Task statement :: Can you quote the records below in full, word for word?

___ Dataset entries

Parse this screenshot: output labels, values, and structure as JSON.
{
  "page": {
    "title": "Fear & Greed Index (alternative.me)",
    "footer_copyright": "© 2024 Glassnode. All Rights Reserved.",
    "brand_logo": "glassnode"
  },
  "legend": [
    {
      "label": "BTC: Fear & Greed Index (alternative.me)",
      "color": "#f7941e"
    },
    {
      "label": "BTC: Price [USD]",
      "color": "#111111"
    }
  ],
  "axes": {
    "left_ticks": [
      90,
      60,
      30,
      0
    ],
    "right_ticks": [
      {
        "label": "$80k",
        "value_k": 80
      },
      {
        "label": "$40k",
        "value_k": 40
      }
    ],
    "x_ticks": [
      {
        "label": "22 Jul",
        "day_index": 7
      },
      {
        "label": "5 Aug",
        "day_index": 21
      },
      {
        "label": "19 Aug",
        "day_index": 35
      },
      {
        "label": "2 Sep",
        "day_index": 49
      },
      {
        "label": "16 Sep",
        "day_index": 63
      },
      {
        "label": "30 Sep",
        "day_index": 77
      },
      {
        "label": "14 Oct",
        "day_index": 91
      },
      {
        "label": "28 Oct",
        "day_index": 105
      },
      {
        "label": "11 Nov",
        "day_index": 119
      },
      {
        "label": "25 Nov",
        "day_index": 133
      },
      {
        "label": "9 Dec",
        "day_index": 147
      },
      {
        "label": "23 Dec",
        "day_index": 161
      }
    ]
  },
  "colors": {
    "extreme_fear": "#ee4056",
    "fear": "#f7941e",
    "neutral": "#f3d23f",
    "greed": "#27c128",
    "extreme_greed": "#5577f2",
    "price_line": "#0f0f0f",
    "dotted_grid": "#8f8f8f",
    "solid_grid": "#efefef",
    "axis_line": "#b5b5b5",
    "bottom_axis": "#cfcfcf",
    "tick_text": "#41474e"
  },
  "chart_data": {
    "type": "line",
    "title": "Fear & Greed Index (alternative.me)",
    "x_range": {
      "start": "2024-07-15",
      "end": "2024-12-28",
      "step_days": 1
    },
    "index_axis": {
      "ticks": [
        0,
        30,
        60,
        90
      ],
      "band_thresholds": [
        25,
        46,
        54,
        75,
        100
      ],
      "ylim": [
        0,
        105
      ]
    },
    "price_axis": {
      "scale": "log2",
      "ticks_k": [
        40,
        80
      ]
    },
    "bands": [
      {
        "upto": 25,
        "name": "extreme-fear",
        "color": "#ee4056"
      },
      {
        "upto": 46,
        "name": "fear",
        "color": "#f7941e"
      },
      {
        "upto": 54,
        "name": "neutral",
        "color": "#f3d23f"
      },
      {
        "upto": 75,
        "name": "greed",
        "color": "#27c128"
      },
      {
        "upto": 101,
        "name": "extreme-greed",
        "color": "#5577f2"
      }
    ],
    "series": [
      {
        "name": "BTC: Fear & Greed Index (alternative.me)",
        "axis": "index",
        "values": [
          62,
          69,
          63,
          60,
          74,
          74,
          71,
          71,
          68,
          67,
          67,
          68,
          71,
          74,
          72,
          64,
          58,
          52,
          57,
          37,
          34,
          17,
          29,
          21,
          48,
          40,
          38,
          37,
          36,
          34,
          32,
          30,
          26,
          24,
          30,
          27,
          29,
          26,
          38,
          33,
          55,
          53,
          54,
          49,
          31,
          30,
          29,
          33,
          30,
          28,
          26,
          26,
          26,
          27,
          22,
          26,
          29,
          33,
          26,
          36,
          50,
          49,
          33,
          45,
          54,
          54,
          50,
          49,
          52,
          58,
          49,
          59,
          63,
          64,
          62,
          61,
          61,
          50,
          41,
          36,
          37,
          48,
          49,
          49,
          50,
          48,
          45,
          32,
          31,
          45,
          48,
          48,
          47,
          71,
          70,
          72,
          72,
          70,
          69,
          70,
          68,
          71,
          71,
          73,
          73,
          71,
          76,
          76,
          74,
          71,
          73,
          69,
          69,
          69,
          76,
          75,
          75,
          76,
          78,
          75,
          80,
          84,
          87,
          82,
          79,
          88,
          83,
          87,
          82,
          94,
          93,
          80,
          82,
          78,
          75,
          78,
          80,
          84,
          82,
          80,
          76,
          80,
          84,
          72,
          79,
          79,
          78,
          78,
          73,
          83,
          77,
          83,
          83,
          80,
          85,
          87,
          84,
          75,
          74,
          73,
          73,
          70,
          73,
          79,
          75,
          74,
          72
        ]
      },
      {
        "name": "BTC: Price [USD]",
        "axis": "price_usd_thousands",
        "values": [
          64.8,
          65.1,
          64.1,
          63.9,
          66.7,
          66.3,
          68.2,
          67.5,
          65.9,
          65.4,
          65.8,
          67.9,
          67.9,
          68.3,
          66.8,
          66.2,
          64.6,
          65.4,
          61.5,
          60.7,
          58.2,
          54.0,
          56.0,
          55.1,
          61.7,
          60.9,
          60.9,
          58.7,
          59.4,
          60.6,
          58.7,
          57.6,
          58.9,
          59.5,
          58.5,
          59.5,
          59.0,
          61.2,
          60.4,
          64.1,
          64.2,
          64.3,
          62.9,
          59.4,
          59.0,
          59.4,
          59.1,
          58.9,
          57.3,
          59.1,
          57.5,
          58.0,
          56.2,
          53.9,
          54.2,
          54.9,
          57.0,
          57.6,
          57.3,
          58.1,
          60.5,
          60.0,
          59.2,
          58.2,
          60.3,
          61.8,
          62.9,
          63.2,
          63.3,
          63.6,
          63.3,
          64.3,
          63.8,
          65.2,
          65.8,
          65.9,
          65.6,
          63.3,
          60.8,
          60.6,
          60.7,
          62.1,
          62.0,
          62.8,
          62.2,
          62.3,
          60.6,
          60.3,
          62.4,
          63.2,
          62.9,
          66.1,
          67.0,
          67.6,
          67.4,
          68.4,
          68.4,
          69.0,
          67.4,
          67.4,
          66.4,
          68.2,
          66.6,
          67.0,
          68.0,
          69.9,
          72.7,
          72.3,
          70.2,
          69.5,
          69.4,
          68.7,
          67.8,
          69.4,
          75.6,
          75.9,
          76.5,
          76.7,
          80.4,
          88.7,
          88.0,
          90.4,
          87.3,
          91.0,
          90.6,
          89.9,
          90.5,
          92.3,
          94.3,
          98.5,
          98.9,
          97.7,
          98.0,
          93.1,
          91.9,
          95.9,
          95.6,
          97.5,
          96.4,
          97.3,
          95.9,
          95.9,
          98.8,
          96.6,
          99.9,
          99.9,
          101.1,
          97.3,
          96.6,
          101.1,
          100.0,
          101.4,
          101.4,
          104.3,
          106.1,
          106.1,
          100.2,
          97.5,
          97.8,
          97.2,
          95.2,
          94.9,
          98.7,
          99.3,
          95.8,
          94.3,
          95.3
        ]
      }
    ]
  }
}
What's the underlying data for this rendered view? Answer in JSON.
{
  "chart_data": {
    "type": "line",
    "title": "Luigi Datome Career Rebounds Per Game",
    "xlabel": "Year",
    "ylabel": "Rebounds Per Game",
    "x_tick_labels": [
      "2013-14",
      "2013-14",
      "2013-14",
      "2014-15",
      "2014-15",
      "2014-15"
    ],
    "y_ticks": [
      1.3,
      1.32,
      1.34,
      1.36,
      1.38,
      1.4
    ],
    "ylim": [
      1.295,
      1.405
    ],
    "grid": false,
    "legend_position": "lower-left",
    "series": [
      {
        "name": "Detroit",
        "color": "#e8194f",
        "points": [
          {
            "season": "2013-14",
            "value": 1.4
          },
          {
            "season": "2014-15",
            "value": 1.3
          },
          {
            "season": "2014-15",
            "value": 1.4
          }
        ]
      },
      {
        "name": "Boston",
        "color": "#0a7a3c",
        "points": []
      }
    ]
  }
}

______

Task result ::
Parse this screenshot: output labels, values, and structure as JSON.
{
  "page": {
    "title": "Fear & Greed Index (alternative.me)",
    "footer_copyright": "© 2024 Glassnode. All Rights Reserved.",
    "brand_logo": "glassnode"
  },
  "legend": [
    {
      "label": "BTC: Fear & Greed Index (alternative.me)",
      "color": "#f7941e"
    },
    {
      "label": "BTC: Price [USD]",
      "color": "#111111"
    }
  ],
  "axes": {
    "left_ticks": [
      90,
      60,
      30,
      0
    ],
    "right_ticks": [
      {
        "label": "$80k",
        "value_k": 80
      },
      {
        "label": "$40k",
        "value_k": 40
      }
    ],
    "x_ticks": [
      {
        "label": "22 Jul",
        "day_index": 7
      },
      {
        "label": "5 Aug",
        "day_index": 21
      },
      {
        "label": "19 Aug",
        "day_index": 35
      },
      {
        "label": "2 Sep",
        "day_index": 49
      },
      {
        "label": "16 Sep",
        "day_index": 63
      },
      {
        "label": "30 Sep",
        "day_index": 77
      },
      {
        "label": "14 Oct",
        "day_index": 91
      },
      {
        "label": "28 Oct",
        "day_index": 105
      },
      {
        "label": "11 Nov",
        "day_index": 119
      },
      {
        "label": "25 Nov",
        "day_index": 133
      },
      {
        "label": "9 Dec",
        "day_index": 147
      },
      {
        "label": "23 Dec",
        "day_index": 161
      }
    ]
  },
  "colors": {
    "extreme_fear": "#ee4056",
    "fear": "#f7941e",
    "neutral": "#f3d23f",
    "greed": "#27c128",
    "extreme_greed": "#5577f2",
    "price_line": "#0f0f0f",
    "dotted_grid": "#8f8f8f",
    "solid_grid": "#efefef",
    "axis_line": "#b5b5b5",
    "bottom_axis": "#cfcfcf",
    "tick_text": "#41474e"
  },
  "chart_data": {
    "type": "line",
    "title": "Fear & Greed Index (alternative.me)",
    "x_range": {
      "start": "2024-07-15",
      "end": "2024-12-28",
      "step_days": 1
    },
    "index_axis": {
      "ticks": [
        0,
        30,
        60,
        90
      ],
      "band_thresholds": [
        25,
        46,
        54,
        75,
        100
      ],
      "ylim": [
        0,
        105
      ]
    },
    "price_axis": {
      "scale": "log2",
      "ticks_k": [
        40,
        80
      ]
    },
    "bands": [
      {
        "upto": 25,
        "name": "extreme-fear",
        "color": "#ee4056"
      },
      {
        "upto": 46,
        "name": "fear",
        "color": "#f7941e"
      },
      {
        "upto": 54,
        "name": "neutral",
        "color": "#f3d23f"
      },
      {
        "upto": 75,
        "name": "greed",
        "color": "#27c128"
      },
      {
        "upto": 101,
        "name": "extreme-greed",
        "color": "#5577f2"
      }
    ],
    "series": [
      {
        "name": "BTC: Fear & Greed Index (alternative.me)",
        "axis": "index",
        "values": [
          62,
          69,
          63,
          60,
          74,
          74,
          71,
          71,
          68,
          67,
          67,
          68,
          71,
          74,
          72,
          64,
          58,
          52,
          57,
          37,
          34,
          17,
          29,
          21,
          48,
          40,
          38,
          37,
          36,
          34,
          32,
          30,
          26,
          24,
          30,
          27,
          29,
          26,
          38,
          33,
          55,
          53,
          54,
          49,
          31,
          30,
          29,
          33,
          30,
          28,
          26,
          26,
          26,
          27,
          22,
          26,
          29,
          33,
          26,
          36,
          50,
          49,
          33,
          45,
          54,
          54,
          50,
          49,
          52,
          58,
          49,
          59,
          63,
          64,
          62,
          61,
          61,
          50,
          41,
          36,
          37,
          48,
          49,
          49,
          50,
          48,
          45,
          32,
          31,
          45,
          48,
          48,
          47,
          71,
          70,
          72,
          72,
          70,
          69,
          70,
          68,
          71,
          71,
          73,
          73,
          71,
          76,
          76,
          74,
          71,
          73,
          69,
          69,
          69,
          76,
          75,
          75,
          76,
          78,
          75,
          80,
          84,
          87,
          82,
          79,
          88,
          83,
          87,
          82,
          94,
          93,
          80,
          82,
          78,
          75,
          78,
          80,
          84,
          82,
          80,
          76,
          80,
          84,
          72,
          79,
          79,
          78,
          78,
          73,
          83,
          77,
          83,
          83,
          80,
          85,
          87,
          84,
          75,
          74,
          73,
          73,
          70,
          73,
          79,
          75,
          74,
          72
        ]
      },
      {
        "name": "BTC: Price [USD]",
        "axis": "price_usd_thousands",
        "values": [
          64.8,
          65.1,
          64.1,
          63.9,
          66.7,
          66.3,
          68.2,
          67.5,
          65.9,
          65.4,
          65.8,
          67.9,
          67.9,
          68.3,
          66.8,
          66.2,
          64.6,
          65.4,
          61.5,
          60.7,
          58.2,
          54.0,
          56.0,
          55.1,
          61.7,
          60.9,
          60.9,
          58.7,
          59.4,
          60.6,
          58.7,
          57.6,
          58.9,
          59.5,
          58.5,
          59.5,
          59.0,
          61.2,
          60.4,
          64.1,
          64.2,
          64.3,
          62.9,
          59.4,
          59.0,
          59.4,
          59.1,
          58.9,
          57.3,
          59.1,
          57.5,
          58.0,
          56.2,
          53.9,
          54.2,
          54.9,
          57.0,
          57.6,
          57.3,
          58.1,
          60.5,
          60.0,
          59.2,
          58.2,
          60.3,
          61.8,
          62.9,
          63.2,
          63.3,
          63.6,
          63.3,
          64.3,
          63.8,
          65.2,
          65.8,
          65.9,
          65.6,
          63.3,
          60.8,
          60.6,
          60.7,
          62.1,
          62.0,
          62.8,
          62.2,
          62.3,
          60.6,
          60.3,
          62.4,
          63.2,
          62.9,
          66.1,
          67.0,
          67.6,
          67.4,
          68.4,
          68.4,
          69.0,
          67.4,
          67.4,
          66.4,
          68.2,
          66.6,
          67.0,
          68.0,
          69.9,
          72.7,
          72.3,
          70.2,
          69.5,
          69.4,
          68.7,
          67.8,
          69.4,
          75.6,
          75.9,
          76.5,
          76.7,
          80.4,
          88.7,
          88.0,
          90.4,
          87.3,
          91.0,
          90.6,
          89.9,
          90.5,
          92.3,
          94.3,
          98.5,
          98.9,
          97.7,
          98.0,
          93.1,
          91.9,
          95.9,
          95.6,
          97.5,
          96.4,
          97.3,
          95.9,
          95.9,
          98.8,
          96.6,
          99.9,
          99.9,
          101.1,
          97.3,
          96.6,
          101.1,
          100.0,
          101.4,
          101.4,
          104.3,
          106.1,
          106.1,
          100.2,
          97.5,
          97.8,
          97.2,
          95.2,
          94.9,
          98.7,
          99.3,
          95.8,
          94.3,
          95.3
        ]
      }
    ]
  }
}
What's the underlying data for this rendered view? Answer in JSON.
{
  "chart_data": {
    "type": "line",
    "title": "Luigi Datome Career Rebounds Per Game",
    "xlabel": "Year",
    "ylabel": "Rebounds Per Game",
    "x_tick_labels": [
      "2013-14",
      "2013-14",
      "2013-14",
      "2014-15",
      "2014-15",
      "2014-15"
    ],
    "y_ticks": [
      1.3,
      1.32,
      1.34,
      1.36,
      1.38,
      1.4
    ],
    "ylim": [
      1.295,
      1.405
    ],
    "grid": false,
    "legend_position": "lower-left",
    "series": [
      {
        "name": "Detroit",
        "color": "#e8194f",
        "points": [
          {
            "season": "2013-14",
            "value": 1.4
          },
          {
            "season": "2014-15",
            "value": 1.3
          },
          {
            "season": "2014-15",
            "value": 1.4
          }
        ]
      },
      {
        "name": "Boston",
        "color": "#0a7a3c",
        "points": []
      }
    ]
  }
}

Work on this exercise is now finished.